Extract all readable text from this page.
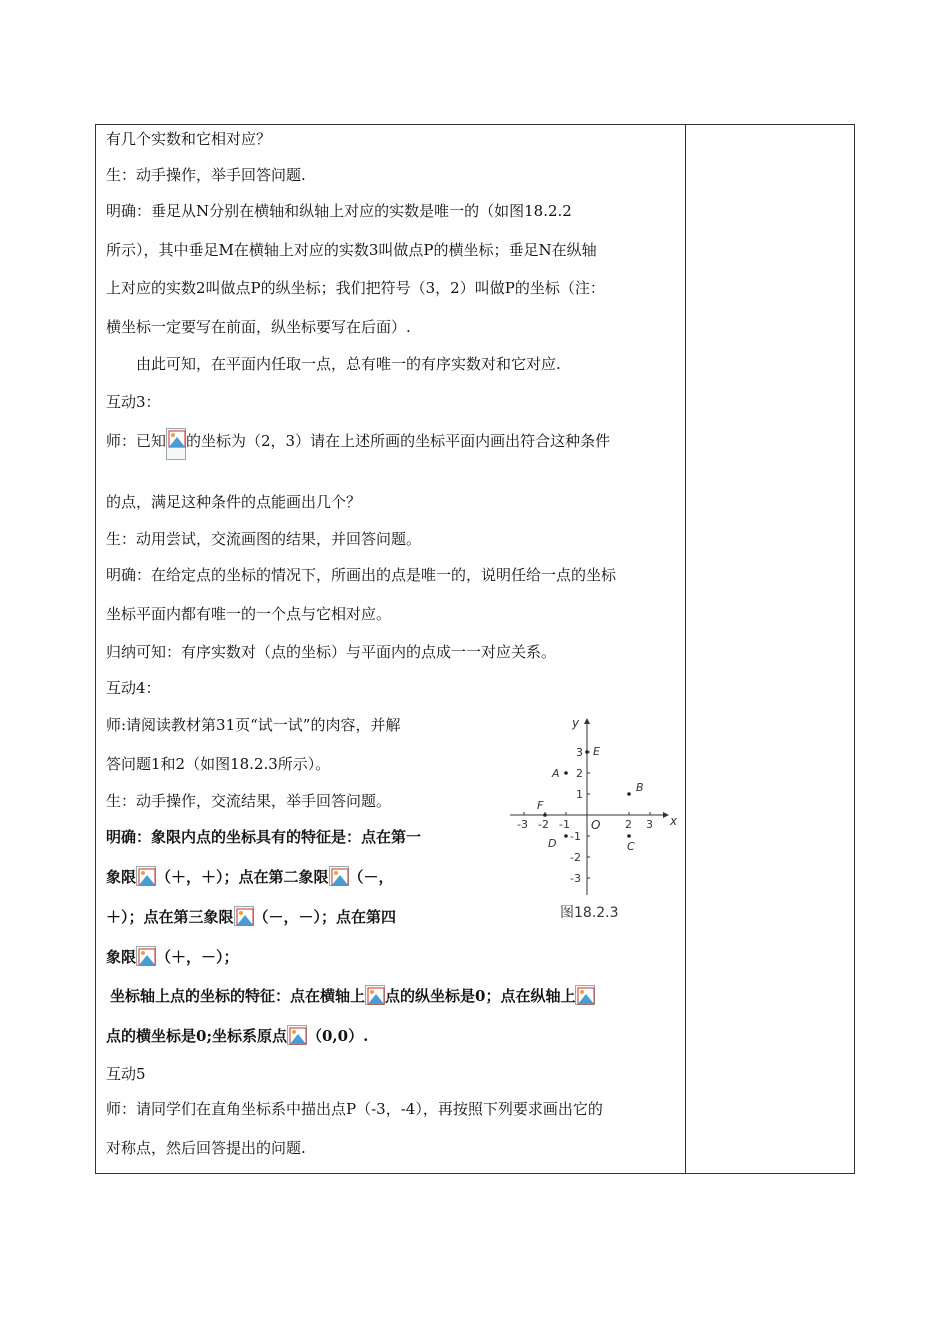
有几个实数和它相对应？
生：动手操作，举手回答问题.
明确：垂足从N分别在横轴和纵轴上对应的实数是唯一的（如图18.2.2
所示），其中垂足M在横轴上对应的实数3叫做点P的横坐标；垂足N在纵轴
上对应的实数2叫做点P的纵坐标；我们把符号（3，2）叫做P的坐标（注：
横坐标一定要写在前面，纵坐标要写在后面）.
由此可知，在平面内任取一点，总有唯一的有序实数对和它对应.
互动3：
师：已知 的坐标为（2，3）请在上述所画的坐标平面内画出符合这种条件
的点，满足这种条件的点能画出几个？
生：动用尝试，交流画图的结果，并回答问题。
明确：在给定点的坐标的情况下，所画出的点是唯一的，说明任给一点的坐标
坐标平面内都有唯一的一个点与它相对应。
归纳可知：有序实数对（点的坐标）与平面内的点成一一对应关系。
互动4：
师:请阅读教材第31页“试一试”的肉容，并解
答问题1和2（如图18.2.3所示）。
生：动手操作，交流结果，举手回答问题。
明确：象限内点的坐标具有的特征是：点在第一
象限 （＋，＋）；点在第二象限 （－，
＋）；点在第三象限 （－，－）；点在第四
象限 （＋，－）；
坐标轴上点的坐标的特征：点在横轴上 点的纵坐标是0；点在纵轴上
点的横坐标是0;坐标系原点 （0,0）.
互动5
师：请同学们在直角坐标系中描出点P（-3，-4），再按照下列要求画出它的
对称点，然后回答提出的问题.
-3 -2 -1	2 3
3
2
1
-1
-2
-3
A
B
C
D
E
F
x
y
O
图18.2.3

====

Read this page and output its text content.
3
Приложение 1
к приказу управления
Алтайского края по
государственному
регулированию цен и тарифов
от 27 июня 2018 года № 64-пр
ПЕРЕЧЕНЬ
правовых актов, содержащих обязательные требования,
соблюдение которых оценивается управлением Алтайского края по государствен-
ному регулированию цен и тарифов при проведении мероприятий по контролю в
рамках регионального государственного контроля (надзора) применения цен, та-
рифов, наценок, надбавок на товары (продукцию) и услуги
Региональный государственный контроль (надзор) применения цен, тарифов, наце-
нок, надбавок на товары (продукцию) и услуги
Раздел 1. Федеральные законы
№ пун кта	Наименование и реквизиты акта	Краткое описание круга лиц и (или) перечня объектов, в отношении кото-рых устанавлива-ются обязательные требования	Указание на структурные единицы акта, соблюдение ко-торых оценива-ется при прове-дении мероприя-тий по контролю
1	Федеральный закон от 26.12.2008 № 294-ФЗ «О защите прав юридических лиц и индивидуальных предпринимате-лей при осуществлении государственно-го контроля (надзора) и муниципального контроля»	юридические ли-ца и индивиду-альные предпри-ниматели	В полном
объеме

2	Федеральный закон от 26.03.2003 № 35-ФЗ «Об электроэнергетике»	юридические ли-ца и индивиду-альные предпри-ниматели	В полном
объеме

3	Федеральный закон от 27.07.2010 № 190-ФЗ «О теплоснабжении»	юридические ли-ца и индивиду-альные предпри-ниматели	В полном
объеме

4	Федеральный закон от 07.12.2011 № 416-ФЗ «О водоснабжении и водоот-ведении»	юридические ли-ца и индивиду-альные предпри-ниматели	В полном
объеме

====

# EXERCISE AIM:
Within the listing above, copy each line that has the string "полном".

# SOLUTION:
1	Федеральный закон от 26.12.2008 № 294-ФЗ «О защите прав юридических лиц и индивидуальных предпринимате-лей при осуществлении государственно-го контроля (надзора) и муниципального контроля»	юридические ли-ца и индивиду-альные предпри-ниматели	В полном
2	Федеральный закон от 26.03.2003 № 35-ФЗ «Об электроэнергетике»	юридические ли-ца и индивиду-альные предпри-ниматели	В полном
3	Федеральный закон от 27.07.2010 № 190-ФЗ «О теплоснабжении»	юридические ли-ца и индивиду-альные предпри-ниматели	В полном
4	Федеральный закон от 07.12.2011 № 416-ФЗ «О водоснабжении и водоот-ведении»	юридические ли-ца и индивиду-альные предпри-ниматели	В полном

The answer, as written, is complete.